**** THE INPUT ****
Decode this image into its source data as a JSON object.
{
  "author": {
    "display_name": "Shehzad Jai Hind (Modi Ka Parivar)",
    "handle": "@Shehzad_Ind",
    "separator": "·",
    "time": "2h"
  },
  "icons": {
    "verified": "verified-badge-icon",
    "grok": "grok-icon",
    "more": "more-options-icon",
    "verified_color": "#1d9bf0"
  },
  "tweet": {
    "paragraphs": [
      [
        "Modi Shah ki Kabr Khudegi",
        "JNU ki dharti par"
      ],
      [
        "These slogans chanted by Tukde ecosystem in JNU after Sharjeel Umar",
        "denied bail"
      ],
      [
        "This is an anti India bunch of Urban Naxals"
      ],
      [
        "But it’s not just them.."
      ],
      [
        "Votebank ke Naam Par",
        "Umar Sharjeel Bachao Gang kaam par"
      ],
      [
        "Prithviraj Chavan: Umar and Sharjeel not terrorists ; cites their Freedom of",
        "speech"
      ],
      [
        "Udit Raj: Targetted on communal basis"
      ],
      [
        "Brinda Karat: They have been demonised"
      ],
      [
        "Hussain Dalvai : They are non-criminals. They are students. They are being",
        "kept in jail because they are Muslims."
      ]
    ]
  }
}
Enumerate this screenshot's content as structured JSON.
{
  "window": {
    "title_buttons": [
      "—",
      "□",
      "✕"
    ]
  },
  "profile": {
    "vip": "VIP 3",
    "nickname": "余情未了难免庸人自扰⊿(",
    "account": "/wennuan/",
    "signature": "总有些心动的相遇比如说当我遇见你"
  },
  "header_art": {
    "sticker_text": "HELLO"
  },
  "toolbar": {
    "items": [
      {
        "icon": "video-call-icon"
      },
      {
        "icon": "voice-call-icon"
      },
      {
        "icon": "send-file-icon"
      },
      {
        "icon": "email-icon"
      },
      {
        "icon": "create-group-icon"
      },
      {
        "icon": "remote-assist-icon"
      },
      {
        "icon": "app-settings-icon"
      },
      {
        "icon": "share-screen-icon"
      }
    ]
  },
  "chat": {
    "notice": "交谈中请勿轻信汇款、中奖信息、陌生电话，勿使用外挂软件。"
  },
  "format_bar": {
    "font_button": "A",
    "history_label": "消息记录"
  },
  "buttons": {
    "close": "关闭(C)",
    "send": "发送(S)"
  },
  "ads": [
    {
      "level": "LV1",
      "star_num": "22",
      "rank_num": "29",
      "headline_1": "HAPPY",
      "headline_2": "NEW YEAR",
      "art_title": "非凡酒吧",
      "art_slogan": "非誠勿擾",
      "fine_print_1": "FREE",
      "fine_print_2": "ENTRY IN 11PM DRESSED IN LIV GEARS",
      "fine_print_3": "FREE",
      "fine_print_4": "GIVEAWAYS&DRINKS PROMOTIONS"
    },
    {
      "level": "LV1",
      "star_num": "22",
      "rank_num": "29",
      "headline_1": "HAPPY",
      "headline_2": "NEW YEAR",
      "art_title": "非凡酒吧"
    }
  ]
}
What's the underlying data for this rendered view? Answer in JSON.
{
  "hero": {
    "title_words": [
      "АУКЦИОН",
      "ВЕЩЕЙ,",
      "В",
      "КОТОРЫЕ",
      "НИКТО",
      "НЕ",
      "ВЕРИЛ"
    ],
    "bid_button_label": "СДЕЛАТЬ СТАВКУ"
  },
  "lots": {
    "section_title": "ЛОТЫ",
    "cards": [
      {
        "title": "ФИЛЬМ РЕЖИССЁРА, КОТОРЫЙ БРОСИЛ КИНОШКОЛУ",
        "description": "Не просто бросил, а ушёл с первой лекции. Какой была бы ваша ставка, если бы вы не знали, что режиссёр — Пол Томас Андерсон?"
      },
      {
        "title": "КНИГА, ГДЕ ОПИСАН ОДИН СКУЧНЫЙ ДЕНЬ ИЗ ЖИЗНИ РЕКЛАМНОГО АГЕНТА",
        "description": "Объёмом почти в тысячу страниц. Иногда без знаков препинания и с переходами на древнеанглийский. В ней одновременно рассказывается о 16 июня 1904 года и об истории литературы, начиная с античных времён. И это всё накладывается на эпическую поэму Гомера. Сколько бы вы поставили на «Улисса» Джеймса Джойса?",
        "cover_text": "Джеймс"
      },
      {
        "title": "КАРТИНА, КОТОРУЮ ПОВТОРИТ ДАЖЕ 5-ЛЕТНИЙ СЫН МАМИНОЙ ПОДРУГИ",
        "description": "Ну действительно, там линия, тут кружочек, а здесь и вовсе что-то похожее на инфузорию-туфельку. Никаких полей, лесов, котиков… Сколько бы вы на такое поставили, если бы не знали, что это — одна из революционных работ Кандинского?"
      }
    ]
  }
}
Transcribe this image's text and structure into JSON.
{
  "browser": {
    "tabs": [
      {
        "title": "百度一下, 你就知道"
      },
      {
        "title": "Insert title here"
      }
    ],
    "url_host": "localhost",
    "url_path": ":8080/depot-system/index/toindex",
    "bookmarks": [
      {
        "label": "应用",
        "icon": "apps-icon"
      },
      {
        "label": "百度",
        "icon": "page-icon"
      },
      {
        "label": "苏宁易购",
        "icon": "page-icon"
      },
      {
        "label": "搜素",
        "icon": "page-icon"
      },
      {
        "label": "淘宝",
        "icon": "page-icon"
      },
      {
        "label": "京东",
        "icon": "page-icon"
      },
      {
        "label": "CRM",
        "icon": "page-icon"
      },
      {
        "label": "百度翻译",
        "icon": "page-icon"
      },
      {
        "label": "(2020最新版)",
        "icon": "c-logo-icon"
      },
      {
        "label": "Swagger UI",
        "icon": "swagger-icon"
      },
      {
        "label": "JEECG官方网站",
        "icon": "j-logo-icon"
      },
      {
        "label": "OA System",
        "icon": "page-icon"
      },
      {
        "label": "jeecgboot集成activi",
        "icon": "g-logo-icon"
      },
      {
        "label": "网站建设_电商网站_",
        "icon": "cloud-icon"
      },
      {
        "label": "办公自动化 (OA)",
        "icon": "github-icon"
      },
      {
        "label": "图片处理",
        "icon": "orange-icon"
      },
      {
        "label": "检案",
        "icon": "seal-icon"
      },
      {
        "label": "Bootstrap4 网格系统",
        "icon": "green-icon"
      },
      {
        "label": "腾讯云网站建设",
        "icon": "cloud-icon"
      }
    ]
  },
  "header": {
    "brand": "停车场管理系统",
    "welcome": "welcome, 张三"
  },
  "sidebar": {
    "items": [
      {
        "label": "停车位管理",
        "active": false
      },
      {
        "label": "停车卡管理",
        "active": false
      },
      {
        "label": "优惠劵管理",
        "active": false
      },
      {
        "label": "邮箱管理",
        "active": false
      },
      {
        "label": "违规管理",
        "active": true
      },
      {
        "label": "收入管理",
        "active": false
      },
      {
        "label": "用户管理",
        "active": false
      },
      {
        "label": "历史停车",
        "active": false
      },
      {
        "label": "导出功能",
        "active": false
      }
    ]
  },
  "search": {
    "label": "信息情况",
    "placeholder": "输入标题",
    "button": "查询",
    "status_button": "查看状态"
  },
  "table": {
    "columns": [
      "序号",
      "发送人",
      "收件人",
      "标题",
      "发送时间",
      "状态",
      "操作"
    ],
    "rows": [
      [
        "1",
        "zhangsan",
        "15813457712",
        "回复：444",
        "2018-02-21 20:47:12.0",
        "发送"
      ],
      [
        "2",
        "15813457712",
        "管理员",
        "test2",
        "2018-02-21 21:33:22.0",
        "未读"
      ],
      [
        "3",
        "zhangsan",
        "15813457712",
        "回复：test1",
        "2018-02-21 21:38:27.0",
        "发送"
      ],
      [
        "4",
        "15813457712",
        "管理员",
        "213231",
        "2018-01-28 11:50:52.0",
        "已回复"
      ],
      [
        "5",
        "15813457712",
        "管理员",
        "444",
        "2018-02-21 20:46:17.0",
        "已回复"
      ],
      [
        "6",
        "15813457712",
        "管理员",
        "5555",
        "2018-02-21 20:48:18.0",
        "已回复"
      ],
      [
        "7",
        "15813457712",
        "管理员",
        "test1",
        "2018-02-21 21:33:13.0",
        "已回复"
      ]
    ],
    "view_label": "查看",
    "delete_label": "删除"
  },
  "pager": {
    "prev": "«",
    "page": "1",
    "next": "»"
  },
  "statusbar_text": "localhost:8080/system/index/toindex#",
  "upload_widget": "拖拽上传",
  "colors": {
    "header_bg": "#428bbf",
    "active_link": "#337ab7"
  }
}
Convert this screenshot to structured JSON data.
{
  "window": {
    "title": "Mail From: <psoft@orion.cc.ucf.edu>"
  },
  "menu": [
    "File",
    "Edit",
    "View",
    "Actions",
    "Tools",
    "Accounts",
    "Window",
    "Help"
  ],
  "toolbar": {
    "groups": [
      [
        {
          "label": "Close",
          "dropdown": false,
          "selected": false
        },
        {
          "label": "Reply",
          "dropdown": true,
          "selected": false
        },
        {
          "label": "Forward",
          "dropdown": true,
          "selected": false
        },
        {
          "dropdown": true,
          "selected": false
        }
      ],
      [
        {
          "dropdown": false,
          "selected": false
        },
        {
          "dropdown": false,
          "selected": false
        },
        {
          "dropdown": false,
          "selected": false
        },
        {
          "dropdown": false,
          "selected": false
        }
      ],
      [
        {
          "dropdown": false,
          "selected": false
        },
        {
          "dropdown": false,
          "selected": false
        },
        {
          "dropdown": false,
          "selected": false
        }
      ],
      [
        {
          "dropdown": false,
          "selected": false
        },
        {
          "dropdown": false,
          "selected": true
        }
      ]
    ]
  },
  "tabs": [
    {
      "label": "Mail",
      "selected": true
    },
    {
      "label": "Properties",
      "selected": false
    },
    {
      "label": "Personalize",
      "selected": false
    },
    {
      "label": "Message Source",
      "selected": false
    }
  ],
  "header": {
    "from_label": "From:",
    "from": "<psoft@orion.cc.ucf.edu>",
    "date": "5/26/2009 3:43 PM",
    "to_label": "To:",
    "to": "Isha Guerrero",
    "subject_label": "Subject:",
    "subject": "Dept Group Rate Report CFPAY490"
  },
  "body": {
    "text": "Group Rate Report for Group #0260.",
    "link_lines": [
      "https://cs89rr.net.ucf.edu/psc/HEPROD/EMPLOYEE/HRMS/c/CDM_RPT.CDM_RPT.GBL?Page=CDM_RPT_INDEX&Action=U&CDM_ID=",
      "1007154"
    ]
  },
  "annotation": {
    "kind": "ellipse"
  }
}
****
◆ EXERCISE ◆
Copy the lines from the entries above in which the word "Report" appears.

◆ TASK ANSWER ◆
    "subject": "Dept Group Rate Report CFPAY490"
    "text": "Group Rate Report for Group #0260.",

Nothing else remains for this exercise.